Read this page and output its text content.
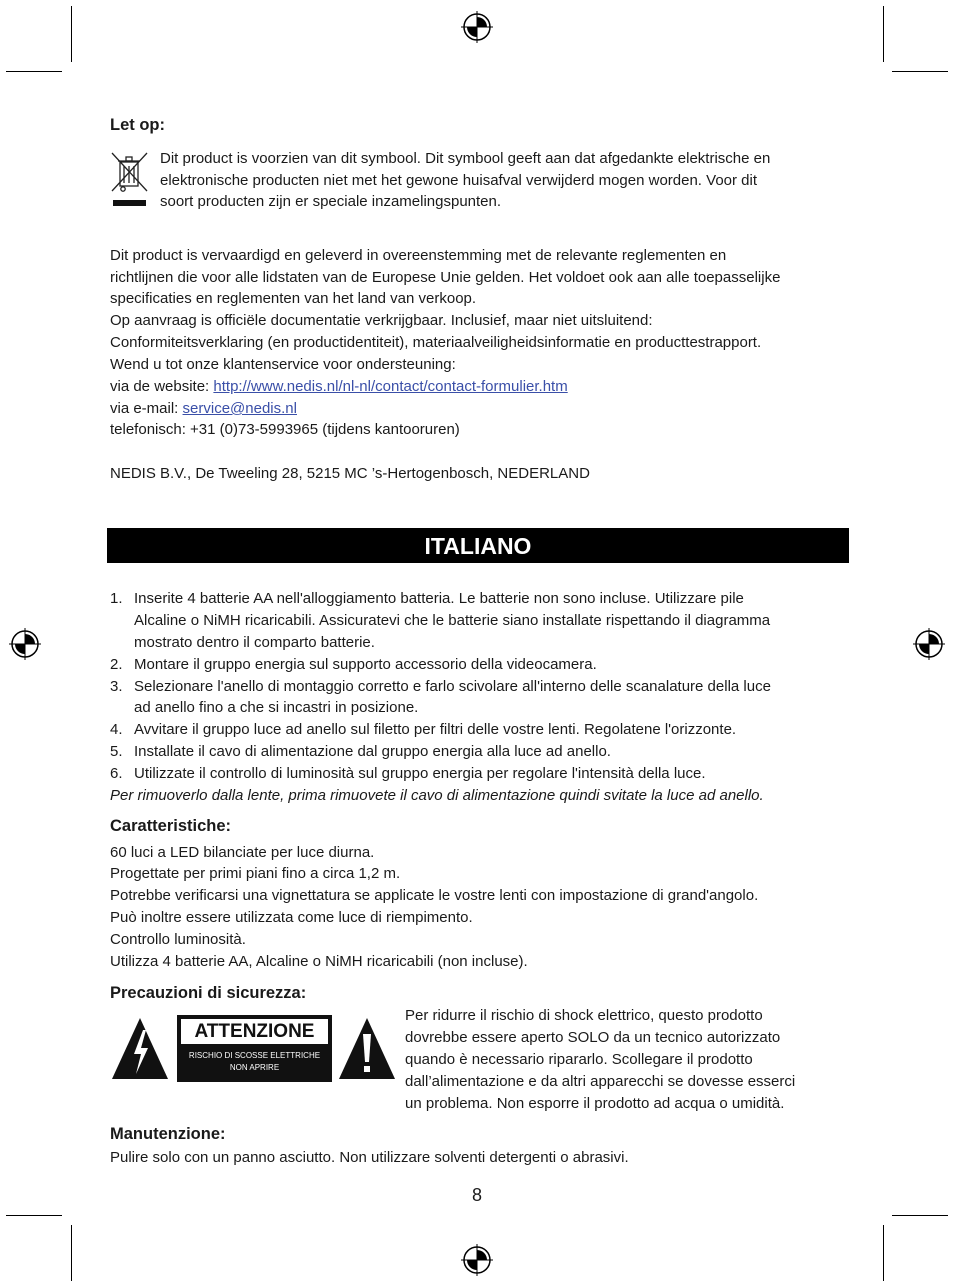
Let op:
Dit product is voorzien van dit symbool. Dit symbool geeft aan dat afgedankte elektrische en
elektronische producten niet met het gewone huisafval verwijderd mogen worden. Voor dit
soort producten zijn er speciale inzamelingspunten.
Dit product is vervaardigd en geleverd in overeenstemming met de relevante reglementen en
richtlijnen die voor alle lidstaten van de Europese Unie gelden. Het voldoet ook aan alle toepasselijke
specificaties en reglementen van het land van verkoop.
Op aanvraag is officiële documentatie verkrijgbaar. Inclusief, maar niet uitsluitend:
Conformiteitsverklaring (en productidentiteit), materiaalveiligheidsinformatie en producttestrapport.
Wend u tot onze klantenservice voor ondersteuning:
via de website: http://www.nedis.nl/nl-nl/contact/contact-formulier.htm
via e-mail: service@nedis.nl
telefonisch: +31 (0)73-5993965 (tijdens kantooruren)
NEDIS B.V., De Tweeling 28, 5215 MC ’s-Hertogenbosch, NEDERLAND
ITALIANO
1. Inserite 4 batterie AA nell'alloggiamento batteria. Le batterie non sono incluse. Utilizzare pile
Alcaline o NiMH ricaricabili. Assicuratevi che le batterie siano installate rispettando il diagramma
mostrato dentro il comparto batterie.
2. Montare il gruppo energia sul supporto accessorio della videocamera.
3. Selezionare l'anello di montaggio corretto e farlo scivolare all'interno delle scanalature della luce
ad anello fino a che si incastri in posizione.
4. Avvitare il gruppo luce ad anello sul filetto per filtri delle vostre lenti. Regolatene l'orizzonte.
5. Installate il cavo di alimentazione dal gruppo energia alla luce ad anello.
6. Utilizzate il controllo di luminosità sul gruppo energia per regolare l'intensità della luce.
Per rimuoverlo dalla lente, prima rimuovete il cavo di alimentazione quindi svitate la luce ad anello.
Caratteristiche:
60 luci a LED bilanciate per luce diurna.
Progettate per primi piani fino a circa 1,2 m.
Potrebbe verificarsi una vignettatura se applicate le vostre lenti con impostazione di grand'angolo.
Può inoltre essere utilizzata come luce di riempimento.
Controllo luminosità.
Utilizza 4 batterie AA, Alcaline o NiMH ricaricabili (non incluse).
Precauzioni di sicurezza:
ATTENZIONE
RISCHIO DI SCOSSE ELETTRICHE
NON APRIRE
Per ridurre il rischio di shock elettrico, questo prodotto
dovrebbe essere aperto SOLO da un tecnico autorizzato
quando è necessario ripararlo. Scollegare il prodotto
dall’alimentazione e da altri apparecchi se dovesse esserci
un problema. Non esporre il prodotto ad acqua o umidità.
Manutenzione:
Pulire solo con un panno asciutto. Non utilizzare solventi detergenti o abrasivi.
8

= = = =

Quote the preceding listing precisely and completely, omitting its images.

Exercise output ::
Read this page and output its text content.
Let op:
Dit product is voorzien van dit symbool. Dit symbool geeft aan dat afgedankte elektrische en
elektronische producten niet met het gewone huisafval verwijderd mogen worden. Voor dit
soort producten zijn er speciale inzamelingspunten.
Dit product is vervaardigd en geleverd in overeenstemming met de relevante reglementen en
richtlijnen die voor alle lidstaten van de Europese Unie gelden. Het voldoet ook aan alle toepasselijke
specificaties en reglementen van het land van verkoop.
Op aanvraag is officiële documentatie verkrijgbaar. Inclusief, maar niet uitsluitend:
Conformiteitsverklaring (en productidentiteit), materiaalveiligheidsinformatie en producttestrapport.
Wend u tot onze klantenservice voor ondersteuning:
via de website: http://www.nedis.nl/nl-nl/contact/contact-formulier.htm
via e-mail: service@nedis.nl
telefonisch: +31 (0)73-5993965 (tijdens kantooruren)
NEDIS B.V., De Tweeling 28, 5215 MC ’s-Hertogenbosch, NEDERLAND
ITALIANO
1. Inserite 4 batterie AA nell'alloggiamento batteria. Le batterie non sono incluse. Utilizzare pile
Alcaline o NiMH ricaricabili. Assicuratevi che le batterie siano installate rispettando il diagramma
mostrato dentro il comparto batterie.
2. Montare il gruppo energia sul supporto accessorio della videocamera.
3. Selezionare l'anello di montaggio corretto e farlo scivolare all'interno delle scanalature della luce
ad anello fino a che si incastri in posizione.
4. Avvitare il gruppo luce ad anello sul filetto per filtri delle vostre lenti. Regolatene l'orizzonte.
5. Installate il cavo di alimentazione dal gruppo energia alla luce ad anello.
6. Utilizzate il controllo di luminosità sul gruppo energia per regolare l'intensità della luce.
Per rimuoverlo dalla lente, prima rimuovete il cavo di alimentazione quindi svitate la luce ad anello.
Caratteristiche:
60 luci a LED bilanciate per luce diurna.
Progettate per primi piani fino a circa 1,2 m.
Potrebbe verificarsi una vignettatura se applicate le vostre lenti con impostazione di grand'angolo.
Può inoltre essere utilizzata come luce di riempimento.
Controllo luminosità.
Utilizza 4 batterie AA, Alcaline o NiMH ricaricabili (non incluse).
Precauzioni di sicurezza:
ATTENZIONE
RISCHIO DI SCOSSE ELETTRICHE
NON APRIRE
Per ridurre il rischio di shock elettrico, questo prodotto
dovrebbe essere aperto SOLO da un tecnico autorizzato
quando è necessario ripararlo. Scollegare il prodotto
dall’alimentazione e da altri apparecchi se dovesse esserci
un problema. Non esporre il prodotto ad acqua o umidità.
Manutenzione:
Pulire solo con un panno asciutto. Non utilizzare solventi detergenti o abrasivi.
8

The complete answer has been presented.